** Exercise details **
In the listing below, find every line with the string "analytics" and pull it out.
▬▬▬▬▬▬▬▬▬▬
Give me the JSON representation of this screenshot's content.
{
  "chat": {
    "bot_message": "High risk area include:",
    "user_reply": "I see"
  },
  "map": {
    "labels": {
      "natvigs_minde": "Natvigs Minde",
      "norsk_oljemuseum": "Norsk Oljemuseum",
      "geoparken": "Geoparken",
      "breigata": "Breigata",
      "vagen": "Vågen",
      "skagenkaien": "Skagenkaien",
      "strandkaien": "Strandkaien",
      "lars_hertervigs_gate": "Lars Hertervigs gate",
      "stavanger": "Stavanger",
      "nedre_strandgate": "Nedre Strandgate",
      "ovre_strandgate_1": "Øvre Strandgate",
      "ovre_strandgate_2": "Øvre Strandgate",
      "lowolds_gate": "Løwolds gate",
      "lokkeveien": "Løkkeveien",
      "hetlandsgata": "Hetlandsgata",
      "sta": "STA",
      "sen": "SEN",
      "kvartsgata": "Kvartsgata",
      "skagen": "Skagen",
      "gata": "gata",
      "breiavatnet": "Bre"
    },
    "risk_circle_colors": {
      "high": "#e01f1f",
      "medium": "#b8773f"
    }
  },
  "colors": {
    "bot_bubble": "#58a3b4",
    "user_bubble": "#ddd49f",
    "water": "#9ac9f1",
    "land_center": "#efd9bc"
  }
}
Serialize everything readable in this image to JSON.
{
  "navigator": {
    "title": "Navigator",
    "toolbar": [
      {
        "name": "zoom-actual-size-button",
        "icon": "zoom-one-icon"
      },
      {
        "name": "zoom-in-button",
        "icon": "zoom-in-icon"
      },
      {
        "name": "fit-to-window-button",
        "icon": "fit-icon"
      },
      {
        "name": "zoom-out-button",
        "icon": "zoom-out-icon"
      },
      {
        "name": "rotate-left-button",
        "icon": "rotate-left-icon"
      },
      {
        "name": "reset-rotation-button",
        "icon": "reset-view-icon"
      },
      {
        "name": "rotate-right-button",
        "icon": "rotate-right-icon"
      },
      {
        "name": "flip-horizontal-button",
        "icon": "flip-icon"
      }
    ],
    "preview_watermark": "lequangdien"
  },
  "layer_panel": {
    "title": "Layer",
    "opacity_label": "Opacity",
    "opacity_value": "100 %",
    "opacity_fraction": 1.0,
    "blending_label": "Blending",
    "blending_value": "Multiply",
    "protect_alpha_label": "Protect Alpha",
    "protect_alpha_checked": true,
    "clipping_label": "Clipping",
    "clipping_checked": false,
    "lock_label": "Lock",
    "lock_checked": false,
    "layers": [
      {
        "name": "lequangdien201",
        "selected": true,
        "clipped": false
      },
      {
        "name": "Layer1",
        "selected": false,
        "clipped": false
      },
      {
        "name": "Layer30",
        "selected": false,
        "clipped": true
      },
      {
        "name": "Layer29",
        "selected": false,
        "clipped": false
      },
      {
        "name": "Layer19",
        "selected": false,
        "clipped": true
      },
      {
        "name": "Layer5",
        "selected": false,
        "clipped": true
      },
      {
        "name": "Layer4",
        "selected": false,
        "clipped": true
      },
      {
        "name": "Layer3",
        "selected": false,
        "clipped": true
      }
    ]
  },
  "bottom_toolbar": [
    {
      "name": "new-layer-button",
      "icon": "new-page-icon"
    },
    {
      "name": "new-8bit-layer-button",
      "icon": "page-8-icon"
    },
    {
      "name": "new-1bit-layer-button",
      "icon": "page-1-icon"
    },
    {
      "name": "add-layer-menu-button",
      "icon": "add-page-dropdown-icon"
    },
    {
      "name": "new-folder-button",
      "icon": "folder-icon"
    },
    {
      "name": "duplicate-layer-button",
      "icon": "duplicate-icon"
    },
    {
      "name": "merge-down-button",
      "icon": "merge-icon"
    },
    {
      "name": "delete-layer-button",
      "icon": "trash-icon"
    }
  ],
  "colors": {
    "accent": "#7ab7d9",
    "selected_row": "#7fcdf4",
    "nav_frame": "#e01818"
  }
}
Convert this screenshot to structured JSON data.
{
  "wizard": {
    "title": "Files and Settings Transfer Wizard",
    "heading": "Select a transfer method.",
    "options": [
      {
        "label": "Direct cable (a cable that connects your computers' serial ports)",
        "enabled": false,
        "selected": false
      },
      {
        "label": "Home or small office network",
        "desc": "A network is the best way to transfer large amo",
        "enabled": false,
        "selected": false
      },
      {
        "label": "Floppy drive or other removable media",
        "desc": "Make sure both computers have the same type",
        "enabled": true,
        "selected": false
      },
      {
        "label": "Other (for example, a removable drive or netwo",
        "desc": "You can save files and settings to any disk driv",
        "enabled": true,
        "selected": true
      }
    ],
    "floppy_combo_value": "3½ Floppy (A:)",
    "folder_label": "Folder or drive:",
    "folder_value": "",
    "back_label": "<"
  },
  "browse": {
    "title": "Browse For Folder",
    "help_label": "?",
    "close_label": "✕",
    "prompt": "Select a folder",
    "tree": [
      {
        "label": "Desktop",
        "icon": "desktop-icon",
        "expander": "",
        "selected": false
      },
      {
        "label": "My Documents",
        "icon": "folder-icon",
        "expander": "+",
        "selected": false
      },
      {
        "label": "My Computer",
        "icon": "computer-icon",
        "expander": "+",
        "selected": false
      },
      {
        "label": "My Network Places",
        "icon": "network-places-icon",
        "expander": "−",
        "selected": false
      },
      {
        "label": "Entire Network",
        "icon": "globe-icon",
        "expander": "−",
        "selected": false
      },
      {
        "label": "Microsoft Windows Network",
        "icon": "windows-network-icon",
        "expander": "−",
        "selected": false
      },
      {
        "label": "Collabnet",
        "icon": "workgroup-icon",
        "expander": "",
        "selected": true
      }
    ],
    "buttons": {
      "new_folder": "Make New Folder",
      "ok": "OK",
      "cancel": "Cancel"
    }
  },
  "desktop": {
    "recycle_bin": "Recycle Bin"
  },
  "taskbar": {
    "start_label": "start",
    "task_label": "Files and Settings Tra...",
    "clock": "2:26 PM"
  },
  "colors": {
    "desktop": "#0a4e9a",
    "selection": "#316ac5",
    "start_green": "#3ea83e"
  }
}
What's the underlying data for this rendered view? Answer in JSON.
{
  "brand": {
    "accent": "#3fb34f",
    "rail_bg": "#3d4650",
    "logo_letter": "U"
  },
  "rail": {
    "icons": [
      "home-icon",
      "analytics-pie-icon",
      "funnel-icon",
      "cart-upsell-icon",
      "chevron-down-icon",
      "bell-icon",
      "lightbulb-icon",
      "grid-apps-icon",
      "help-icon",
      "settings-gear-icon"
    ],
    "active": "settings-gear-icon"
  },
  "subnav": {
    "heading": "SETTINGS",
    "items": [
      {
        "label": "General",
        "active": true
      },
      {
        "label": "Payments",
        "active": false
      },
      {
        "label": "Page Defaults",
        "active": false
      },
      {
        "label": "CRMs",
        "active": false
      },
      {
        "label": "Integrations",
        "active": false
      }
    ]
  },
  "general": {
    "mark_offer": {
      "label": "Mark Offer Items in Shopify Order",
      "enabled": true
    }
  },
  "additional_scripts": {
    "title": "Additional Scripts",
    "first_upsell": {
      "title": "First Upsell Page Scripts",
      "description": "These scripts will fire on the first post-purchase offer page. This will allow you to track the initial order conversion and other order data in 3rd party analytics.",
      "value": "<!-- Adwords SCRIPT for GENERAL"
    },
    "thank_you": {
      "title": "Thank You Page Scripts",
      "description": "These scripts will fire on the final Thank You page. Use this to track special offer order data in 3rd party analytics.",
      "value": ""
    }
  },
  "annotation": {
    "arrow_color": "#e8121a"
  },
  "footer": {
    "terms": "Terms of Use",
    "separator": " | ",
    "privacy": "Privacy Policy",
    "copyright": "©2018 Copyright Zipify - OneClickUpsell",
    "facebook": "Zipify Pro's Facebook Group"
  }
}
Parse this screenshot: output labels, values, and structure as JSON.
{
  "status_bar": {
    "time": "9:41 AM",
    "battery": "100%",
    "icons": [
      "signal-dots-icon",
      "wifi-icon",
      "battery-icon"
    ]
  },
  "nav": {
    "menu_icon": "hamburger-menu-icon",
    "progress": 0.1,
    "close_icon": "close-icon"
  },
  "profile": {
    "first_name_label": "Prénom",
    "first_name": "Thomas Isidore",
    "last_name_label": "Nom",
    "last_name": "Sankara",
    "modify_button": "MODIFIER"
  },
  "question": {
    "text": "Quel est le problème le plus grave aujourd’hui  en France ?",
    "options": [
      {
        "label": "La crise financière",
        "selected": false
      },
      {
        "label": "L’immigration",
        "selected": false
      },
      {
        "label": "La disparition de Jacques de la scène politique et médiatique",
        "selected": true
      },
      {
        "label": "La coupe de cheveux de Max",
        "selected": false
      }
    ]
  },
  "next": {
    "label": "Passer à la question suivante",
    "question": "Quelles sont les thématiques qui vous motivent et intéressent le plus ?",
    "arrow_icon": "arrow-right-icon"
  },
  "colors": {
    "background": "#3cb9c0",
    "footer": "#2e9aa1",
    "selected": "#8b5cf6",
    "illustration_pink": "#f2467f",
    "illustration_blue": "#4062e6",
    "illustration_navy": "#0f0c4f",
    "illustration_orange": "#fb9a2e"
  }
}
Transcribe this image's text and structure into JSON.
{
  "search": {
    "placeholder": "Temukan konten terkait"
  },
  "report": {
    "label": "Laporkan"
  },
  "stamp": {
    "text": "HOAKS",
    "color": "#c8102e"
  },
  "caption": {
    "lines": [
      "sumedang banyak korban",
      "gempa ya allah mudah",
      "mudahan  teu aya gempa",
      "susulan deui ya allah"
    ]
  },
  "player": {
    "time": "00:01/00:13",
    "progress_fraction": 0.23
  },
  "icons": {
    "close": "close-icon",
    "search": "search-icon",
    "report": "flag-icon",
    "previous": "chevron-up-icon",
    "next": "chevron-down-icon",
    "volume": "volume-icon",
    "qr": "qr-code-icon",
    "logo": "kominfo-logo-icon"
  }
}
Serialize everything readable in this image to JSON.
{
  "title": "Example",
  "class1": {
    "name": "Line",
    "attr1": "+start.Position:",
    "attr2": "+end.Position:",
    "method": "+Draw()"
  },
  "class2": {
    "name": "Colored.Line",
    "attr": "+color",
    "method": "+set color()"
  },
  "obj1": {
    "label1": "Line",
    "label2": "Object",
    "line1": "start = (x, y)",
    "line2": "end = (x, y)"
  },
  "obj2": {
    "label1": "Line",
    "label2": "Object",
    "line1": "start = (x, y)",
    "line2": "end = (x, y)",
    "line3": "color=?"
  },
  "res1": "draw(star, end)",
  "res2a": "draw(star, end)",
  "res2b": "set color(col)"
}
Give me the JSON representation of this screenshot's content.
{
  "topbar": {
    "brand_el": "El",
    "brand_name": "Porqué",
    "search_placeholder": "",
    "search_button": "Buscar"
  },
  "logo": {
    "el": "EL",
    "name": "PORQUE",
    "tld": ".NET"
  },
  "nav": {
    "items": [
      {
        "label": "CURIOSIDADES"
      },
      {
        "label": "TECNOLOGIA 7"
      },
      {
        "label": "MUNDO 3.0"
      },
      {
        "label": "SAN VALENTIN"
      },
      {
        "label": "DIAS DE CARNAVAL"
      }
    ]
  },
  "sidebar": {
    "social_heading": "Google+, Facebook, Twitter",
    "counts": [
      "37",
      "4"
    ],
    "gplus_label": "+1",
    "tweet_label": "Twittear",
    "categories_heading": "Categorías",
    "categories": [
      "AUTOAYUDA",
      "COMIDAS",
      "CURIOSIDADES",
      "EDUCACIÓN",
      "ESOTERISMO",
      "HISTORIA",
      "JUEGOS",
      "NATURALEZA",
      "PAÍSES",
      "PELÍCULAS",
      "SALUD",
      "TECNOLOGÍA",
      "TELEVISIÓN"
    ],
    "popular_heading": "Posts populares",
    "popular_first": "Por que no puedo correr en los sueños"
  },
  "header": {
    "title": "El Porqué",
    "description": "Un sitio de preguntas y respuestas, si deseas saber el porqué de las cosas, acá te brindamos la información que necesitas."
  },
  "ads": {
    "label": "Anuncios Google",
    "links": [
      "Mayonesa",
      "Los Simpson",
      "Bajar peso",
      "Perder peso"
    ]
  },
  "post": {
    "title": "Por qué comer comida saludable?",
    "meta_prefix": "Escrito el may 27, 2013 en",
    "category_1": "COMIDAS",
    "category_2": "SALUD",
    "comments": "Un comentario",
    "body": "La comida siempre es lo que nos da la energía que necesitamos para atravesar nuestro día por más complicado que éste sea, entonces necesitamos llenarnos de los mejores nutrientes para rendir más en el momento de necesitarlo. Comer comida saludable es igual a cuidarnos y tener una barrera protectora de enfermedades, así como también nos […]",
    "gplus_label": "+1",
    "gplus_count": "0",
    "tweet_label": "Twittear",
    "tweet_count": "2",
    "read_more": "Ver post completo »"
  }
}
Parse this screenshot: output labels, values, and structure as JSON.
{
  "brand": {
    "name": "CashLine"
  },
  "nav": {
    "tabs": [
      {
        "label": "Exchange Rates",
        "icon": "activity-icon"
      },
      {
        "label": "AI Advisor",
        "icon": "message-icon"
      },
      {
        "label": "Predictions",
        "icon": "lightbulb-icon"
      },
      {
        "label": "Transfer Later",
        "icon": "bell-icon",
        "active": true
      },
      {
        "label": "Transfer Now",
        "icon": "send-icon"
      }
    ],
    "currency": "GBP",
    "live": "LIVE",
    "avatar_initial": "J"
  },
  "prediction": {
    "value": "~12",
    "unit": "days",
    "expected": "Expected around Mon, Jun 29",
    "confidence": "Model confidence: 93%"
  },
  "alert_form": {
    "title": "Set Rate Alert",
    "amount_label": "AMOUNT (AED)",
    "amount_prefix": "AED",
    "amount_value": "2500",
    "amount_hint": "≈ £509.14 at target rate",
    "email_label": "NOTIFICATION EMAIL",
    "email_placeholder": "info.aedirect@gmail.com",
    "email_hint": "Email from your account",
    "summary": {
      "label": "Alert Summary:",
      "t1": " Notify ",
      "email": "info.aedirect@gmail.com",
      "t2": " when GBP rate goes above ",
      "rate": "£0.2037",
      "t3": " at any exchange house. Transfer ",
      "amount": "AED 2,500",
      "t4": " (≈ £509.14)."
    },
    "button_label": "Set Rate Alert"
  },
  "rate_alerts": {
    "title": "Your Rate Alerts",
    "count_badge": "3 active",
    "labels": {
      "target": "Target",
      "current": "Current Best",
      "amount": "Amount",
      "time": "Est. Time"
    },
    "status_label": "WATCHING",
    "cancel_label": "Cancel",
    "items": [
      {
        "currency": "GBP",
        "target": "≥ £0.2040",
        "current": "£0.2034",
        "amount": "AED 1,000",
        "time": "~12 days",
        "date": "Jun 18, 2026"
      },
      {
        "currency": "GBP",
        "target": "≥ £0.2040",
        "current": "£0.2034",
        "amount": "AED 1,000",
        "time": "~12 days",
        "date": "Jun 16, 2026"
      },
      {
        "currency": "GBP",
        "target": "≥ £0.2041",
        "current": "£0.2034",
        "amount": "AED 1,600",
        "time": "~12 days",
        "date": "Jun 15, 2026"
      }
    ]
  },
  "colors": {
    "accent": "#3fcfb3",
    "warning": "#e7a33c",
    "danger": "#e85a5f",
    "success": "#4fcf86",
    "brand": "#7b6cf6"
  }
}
▬▬▬▬▬▬▬▬▬▬
** Answer to this exercise **
      "analytics-pie-icon",
      "description": "These scripts will fire on the first post-purchase offer page. This will allow you to track the initial order conversion and other order data in 3rd party analytics.",
      "description": "These scripts will fire on the final Thank You page. Use this to track special offer order data in 3rd party analytics.",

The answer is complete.